Goal:
Repeat every entry word for word, but leave the images out of your copy.

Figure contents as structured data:
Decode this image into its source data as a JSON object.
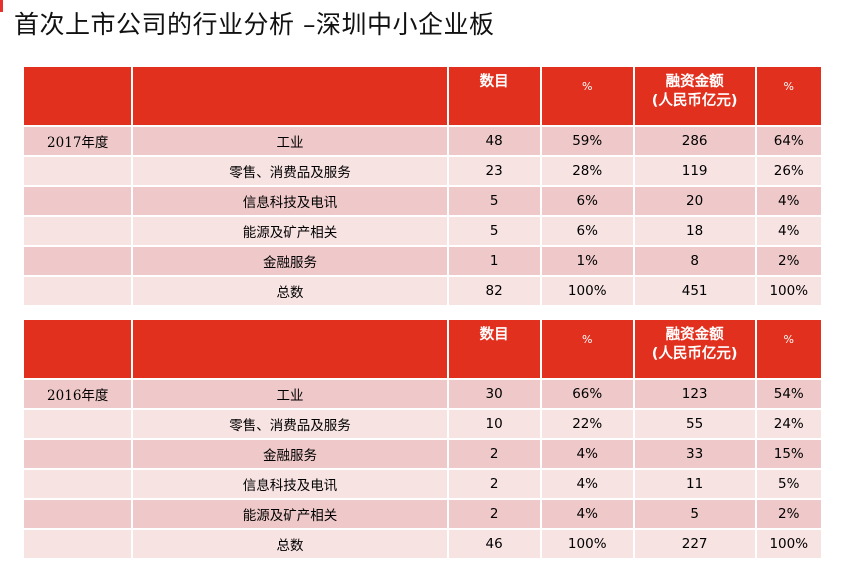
{
  "title": "首次上市公司的行业分析 –深圳中小企业板",
  "header": {
    "count": "数目",
    "pct": "%",
    "financing_line1": "融资金额",
    "financing_line2": "(人民币亿元)",
    "pct2": "%"
  },
  "tables": [
    {
      "year": "2017年度",
      "rows": [
        {
          "industry": "工业",
          "count": "48",
          "count_pct": "59%",
          "amount": "286",
          "amount_pct": "64%"
        },
        {
          "industry": "零售、消费品及服务",
          "count": "23",
          "count_pct": "28%",
          "amount": "119",
          "amount_pct": "26%"
        },
        {
          "industry": "信息科技及电讯",
          "count": "5",
          "count_pct": "6%",
          "amount": "20",
          "amount_pct": "4%"
        },
        {
          "industry": "能源及矿产相关",
          "count": "5",
          "count_pct": "6%",
          "amount": "18",
          "amount_pct": "4%"
        },
        {
          "industry": "金融服务",
          "count": "1",
          "count_pct": "1%",
          "amount": "8",
          "amount_pct": "2%"
        },
        {
          "industry": "总数",
          "count": "82",
          "count_pct": "100%",
          "amount": "451",
          "amount_pct": "100%"
        }
      ]
    },
    {
      "year": "2016年度",
      "rows": [
        {
          "industry": "工业",
          "count": "30",
          "count_pct": "66%",
          "amount": "123",
          "amount_pct": "54%"
        },
        {
          "industry": "零售、消费品及服务",
          "count": "10",
          "count_pct": "22%",
          "amount": "55",
          "amount_pct": "24%"
        },
        {
          "industry": "金融服务",
          "count": "2",
          "count_pct": "4%",
          "amount": "33",
          "amount_pct": "15%"
        },
        {
          "industry": "信息科技及电讯",
          "count": "2",
          "count_pct": "4%",
          "amount": "11",
          "amount_pct": "5%"
        },
        {
          "industry": "能源及矿产相关",
          "count": "2",
          "count_pct": "4%",
          "amount": "5",
          "amount_pct": "2%"
        },
        {
          "industry": "总数",
          "count": "46",
          "count_pct": "100%",
          "amount": "227",
          "amount_pct": "100%"
        }
      ]
    }
  ],
  "colors": {
    "header_red": "#e1301e",
    "row_dark": "#efc9c9",
    "row_light": "#f8e3e3"
  }
}
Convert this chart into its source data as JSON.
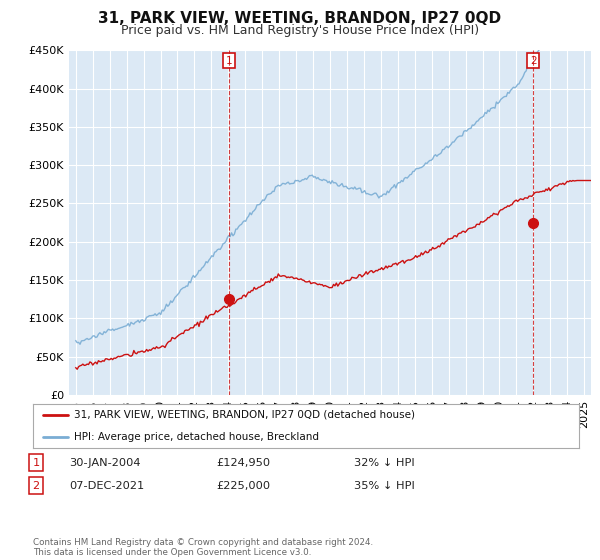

Answer for this exercise:
Decode this image into its source data as a JSON object.
{
  "title": "首次上市公司的行业分析 –深圳中小企业板",
  "header": {
    "count": "数目",
    "pct": "%",
    "financing_line1": "融资金额",
    "financing_line2": "(人民币亿元)",
    "pct2": "%"
  },
  "tables": [
    {
      "year": "2017年度",
      "rows": [
        {
          "industry": "工业",
          "count": "48",
          "count_pct": "59%",
          "amount": "286",
          "amount_pct": "64%"
        },
        {
          "industry": "零售、消费品及服务",
          "count": "23",
          "count_pct": "28%",
          "amount": "119",
          "amount_pct": "26%"
        },
        {
          "industry": "信息科技及电讯",
          "count": "5",
          "count_pct": "6%",
          "amount": "20",
          "amount_pct": "4%"
        },
        {
          "industry": "能源及矿产相关",
          "count": "5",
          "count_pct": "6%",
          "amount": "18",
          "amount_pct": "4%"
        },
        {
          "industry": "金融服务",
          "count": "1",
          "count_pct": "1%",
          "amount": "8",
          "amount_pct": "2%"
        },
        {
          "industry": "总数",
          "count": "82",
          "count_pct": "100%",
          "amount": "451",
          "amount_pct": "100%"
        }
      ]
    },
    {
      "year": "2016年度",
      "rows": [
        {
          "industry": "工业",
          "count": "30",
          "count_pct": "66%",
          "amount": "123",
          "amount_pct": "54%"
        },
        {
          "industry": "零售、消费品及服务",
          "count": "10",
          "count_pct": "22%",
          "amount": "55",
          "amount_pct": "24%"
        },
        {
          "industry": "金融服务",
          "count": "2",
          "count_pct": "4%",
          "amount": "33",
          "amount_pct": "15%"
        },
        {
          "industry": "信息科技及电讯",
          "count": "2",
          "count_pct": "4%",
          "amount": "11",
          "amount_pct": "5%"
        },
        {
          "industry": "能源及矿产相关",
          "count": "2",
          "count_pct": "4%",
          "amount": "5",
          "amount_pct": "2%"
        },
        {
          "industry": "总数",
          "count": "46",
          "count_pct": "100%",
          "amount": "227",
          "amount_pct": "100%"
        }
      ]
    }
  ],
  "colors": {
    "header_red": "#e1301e",
    "row_dark": "#efc9c9",
    "row_light": "#f8e3e3"
  }
}
Convert this chart into its source data as JSON.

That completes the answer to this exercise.